• _Exercise brief_: Nothing may be dropped or altered: reproduce all the data.
** BEGIN **
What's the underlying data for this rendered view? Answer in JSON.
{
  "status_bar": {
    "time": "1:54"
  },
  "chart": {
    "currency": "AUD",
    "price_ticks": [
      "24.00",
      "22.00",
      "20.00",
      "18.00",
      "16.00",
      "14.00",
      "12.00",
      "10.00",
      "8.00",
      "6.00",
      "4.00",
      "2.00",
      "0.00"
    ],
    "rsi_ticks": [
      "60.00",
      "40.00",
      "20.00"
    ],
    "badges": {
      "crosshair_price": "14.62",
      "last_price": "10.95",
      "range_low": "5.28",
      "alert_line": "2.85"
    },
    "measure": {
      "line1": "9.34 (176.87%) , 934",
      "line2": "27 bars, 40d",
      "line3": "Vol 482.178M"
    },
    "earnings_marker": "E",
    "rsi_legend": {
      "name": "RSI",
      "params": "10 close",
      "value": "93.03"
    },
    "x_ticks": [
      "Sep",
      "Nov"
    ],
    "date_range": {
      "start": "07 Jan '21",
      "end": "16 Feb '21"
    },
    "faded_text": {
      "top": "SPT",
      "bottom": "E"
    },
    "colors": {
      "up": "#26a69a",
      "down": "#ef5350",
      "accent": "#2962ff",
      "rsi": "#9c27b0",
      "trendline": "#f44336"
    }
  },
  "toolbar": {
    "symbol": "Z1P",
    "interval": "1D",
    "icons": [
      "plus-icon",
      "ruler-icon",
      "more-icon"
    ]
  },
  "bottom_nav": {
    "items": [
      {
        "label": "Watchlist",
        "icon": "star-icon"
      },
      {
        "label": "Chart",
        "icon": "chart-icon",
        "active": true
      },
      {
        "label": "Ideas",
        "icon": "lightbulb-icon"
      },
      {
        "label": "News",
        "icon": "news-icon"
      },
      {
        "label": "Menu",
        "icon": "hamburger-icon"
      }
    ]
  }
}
** END **
• _Exercise solution_:
What's the underlying data for this rendered view? Answer in JSON.
{
  "status_bar": {
    "time": "1:54"
  },
  "chart": {
    "currency": "AUD",
    "price_ticks": [
      "24.00",
      "22.00",
      "20.00",
      "18.00",
      "16.00",
      "14.00",
      "12.00",
      "10.00",
      "8.00",
      "6.00",
      "4.00",
      "2.00",
      "0.00"
    ],
    "rsi_ticks": [
      "60.00",
      "40.00",
      "20.00"
    ],
    "badges": {
      "crosshair_price": "14.62",
      "last_price": "10.95",
      "range_low": "5.28",
      "alert_line": "2.85"
    },
    "measure": {
      "line1": "9.34 (176.87%) , 934",
      "line2": "27 bars, 40d",
      "line3": "Vol 482.178M"
    },
    "earnings_marker": "E",
    "rsi_legend": {
      "name": "RSI",
      "params": "10 close",
      "value": "93.03"
    },
    "x_ticks": [
      "Sep",
      "Nov"
    ],
    "date_range": {
      "start": "07 Jan '21",
      "end": "16 Feb '21"
    },
    "faded_text": {
      "top": "SPT",
      "bottom": "E"
    },
    "colors": {
      "up": "#26a69a",
      "down": "#ef5350",
      "accent": "#2962ff",
      "rsi": "#9c27b0",
      "trendline": "#f44336"
    }
  },
  "toolbar": {
    "symbol": "Z1P",
    "interval": "1D",
    "icons": [
      "plus-icon",
      "ruler-icon",
      "more-icon"
    ]
  },
  "bottom_nav": {
    "items": [
      {
        "label": "Watchlist",
        "icon": "star-icon"
      },
      {
        "label": "Chart",
        "icon": "chart-icon",
        "active": true
      },
      {
        "label": "Ideas",
        "icon": "lightbulb-icon"
      },
      {
        "label": "News",
        "icon": "news-icon"
      },
      {
        "label": "Menu",
        "icon": "hamburger-icon"
      }
    ]
  }
}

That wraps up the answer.